-- EXTRACTED DATA start --

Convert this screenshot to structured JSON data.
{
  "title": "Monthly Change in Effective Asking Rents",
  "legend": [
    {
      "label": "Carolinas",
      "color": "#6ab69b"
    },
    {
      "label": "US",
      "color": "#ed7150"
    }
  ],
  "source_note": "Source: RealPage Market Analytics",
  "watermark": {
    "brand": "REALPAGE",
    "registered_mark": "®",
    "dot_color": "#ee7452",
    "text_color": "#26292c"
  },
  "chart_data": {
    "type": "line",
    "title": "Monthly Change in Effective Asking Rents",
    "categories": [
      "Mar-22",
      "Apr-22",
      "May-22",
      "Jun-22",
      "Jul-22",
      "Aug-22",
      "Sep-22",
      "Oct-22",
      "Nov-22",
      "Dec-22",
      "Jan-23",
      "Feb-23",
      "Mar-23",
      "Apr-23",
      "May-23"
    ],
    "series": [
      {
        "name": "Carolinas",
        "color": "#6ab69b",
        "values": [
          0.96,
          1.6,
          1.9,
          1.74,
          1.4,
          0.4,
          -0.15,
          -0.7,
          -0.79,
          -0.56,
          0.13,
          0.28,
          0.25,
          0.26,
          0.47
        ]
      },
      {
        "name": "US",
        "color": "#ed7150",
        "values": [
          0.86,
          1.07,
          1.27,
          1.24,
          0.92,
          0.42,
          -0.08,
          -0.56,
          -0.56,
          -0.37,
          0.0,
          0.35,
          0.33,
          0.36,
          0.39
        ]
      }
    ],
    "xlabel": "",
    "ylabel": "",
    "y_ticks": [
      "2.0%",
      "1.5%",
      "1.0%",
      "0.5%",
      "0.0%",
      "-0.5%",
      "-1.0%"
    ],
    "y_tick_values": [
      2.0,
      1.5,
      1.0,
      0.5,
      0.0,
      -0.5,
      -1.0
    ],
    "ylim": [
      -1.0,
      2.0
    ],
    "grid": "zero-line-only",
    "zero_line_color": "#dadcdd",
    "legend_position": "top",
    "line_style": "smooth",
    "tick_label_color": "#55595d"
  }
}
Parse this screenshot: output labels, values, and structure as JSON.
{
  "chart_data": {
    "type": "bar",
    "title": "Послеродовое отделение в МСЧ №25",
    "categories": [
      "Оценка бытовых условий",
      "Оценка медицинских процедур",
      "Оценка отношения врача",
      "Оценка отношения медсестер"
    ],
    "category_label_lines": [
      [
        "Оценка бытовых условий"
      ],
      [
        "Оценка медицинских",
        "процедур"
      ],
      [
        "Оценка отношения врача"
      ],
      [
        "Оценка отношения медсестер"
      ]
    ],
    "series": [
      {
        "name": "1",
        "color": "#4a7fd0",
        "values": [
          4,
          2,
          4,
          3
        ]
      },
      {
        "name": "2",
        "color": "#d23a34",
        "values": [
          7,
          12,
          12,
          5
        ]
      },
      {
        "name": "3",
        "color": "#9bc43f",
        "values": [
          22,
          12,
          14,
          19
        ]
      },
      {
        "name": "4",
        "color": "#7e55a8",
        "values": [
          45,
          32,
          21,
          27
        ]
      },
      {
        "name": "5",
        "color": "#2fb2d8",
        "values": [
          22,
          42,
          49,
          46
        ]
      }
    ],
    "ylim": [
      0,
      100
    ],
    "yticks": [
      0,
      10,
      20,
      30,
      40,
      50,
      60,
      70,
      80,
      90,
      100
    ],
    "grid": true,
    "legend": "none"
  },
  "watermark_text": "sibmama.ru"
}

-- EXTRACTED DATA end --

_WRITTEN EXERCISE:_ Write the whole listing out again. Keep every line exactly as it is.

_WRITTEN RESPONSE:_
Convert this screenshot to structured JSON data.
{
  "title": "Monthly Change in Effective Asking Rents",
  "legend": [
    {
      "label": "Carolinas",
      "color": "#6ab69b"
    },
    {
      "label": "US",
      "color": "#ed7150"
    }
  ],
  "source_note": "Source: RealPage Market Analytics",
  "watermark": {
    "brand": "REALPAGE",
    "registered_mark": "®",
    "dot_color": "#ee7452",
    "text_color": "#26292c"
  },
  "chart_data": {
    "type": "line",
    "title": "Monthly Change in Effective Asking Rents",
    "categories": [
      "Mar-22",
      "Apr-22",
      "May-22",
      "Jun-22",
      "Jul-22",
      "Aug-22",
      "Sep-22",
      "Oct-22",
      "Nov-22",
      "Dec-22",
      "Jan-23",
      "Feb-23",
      "Mar-23",
      "Apr-23",
      "May-23"
    ],
    "series": [
      {
        "name": "Carolinas",
        "color": "#6ab69b",
        "values": [
          0.96,
          1.6,
          1.9,
          1.74,
          1.4,
          0.4,
          -0.15,
          -0.7,
          -0.79,
          -0.56,
          0.13,
          0.28,
          0.25,
          0.26,
          0.47
        ]
      },
      {
        "name": "US",
        "color": "#ed7150",
        "values": [
          0.86,
          1.07,
          1.27,
          1.24,
          0.92,
          0.42,
          -0.08,
          -0.56,
          -0.56,
          -0.37,
          0.0,
          0.35,
          0.33,
          0.36,
          0.39
        ]
      }
    ],
    "xlabel": "",
    "ylabel": "",
    "y_ticks": [
      "2.0%",
      "1.5%",
      "1.0%",
      "0.5%",
      "0.0%",
      "-0.5%",
      "-1.0%"
    ],
    "y_tick_values": [
      2.0,
      1.5,
      1.0,
      0.5,
      0.0,
      -0.5,
      -1.0
    ],
    "ylim": [
      -1.0,
      2.0
    ],
    "grid": "zero-line-only",
    "zero_line_color": "#dadcdd",
    "legend_position": "top",
    "line_style": "smooth",
    "tick_label_color": "#55595d"
  }
}
Parse this screenshot: output labels, values, and structure as JSON.
{
  "chart_data": {
    "type": "bar",
    "title": "Послеродовое отделение в МСЧ №25",
    "categories": [
      "Оценка бытовых условий",
      "Оценка медицинских процедур",
      "Оценка отношения врача",
      "Оценка отношения медсестер"
    ],
    "category_label_lines": [
      [
        "Оценка бытовых условий"
      ],
      [
        "Оценка медицинских",
        "процедур"
      ],
      [
        "Оценка отношения врача"
      ],
      [
        "Оценка отношения медсестер"
      ]
    ],
    "series": [
      {
        "name": "1",
        "color": "#4a7fd0",
        "values": [
          4,
          2,
          4,
          3
        ]
      },
      {
        "name": "2",
        "color": "#d23a34",
        "values": [
          7,
          12,
          12,
          5
        ]
      },
      {
        "name": "3",
        "color": "#9bc43f",
        "values": [
          22,
          12,
          14,
          19
        ]
      },
      {
        "name": "4",
        "color": "#7e55a8",
        "values": [
          45,
          32,
          21,
          27
        ]
      },
      {
        "name": "5",
        "color": "#2fb2d8",
        "values": [
          22,
          42,
          49,
          46
        ]
      }
    ],
    "ylim": [
      0,
      100
    ],
    "yticks": [
      0,
      10,
      20,
      30,
      40,
      50,
      60,
      70,
      80,
      90,
      100
    ],
    "grid": true,
    "legend": "none"
  },
  "watermark_text": "sibmama.ru"
}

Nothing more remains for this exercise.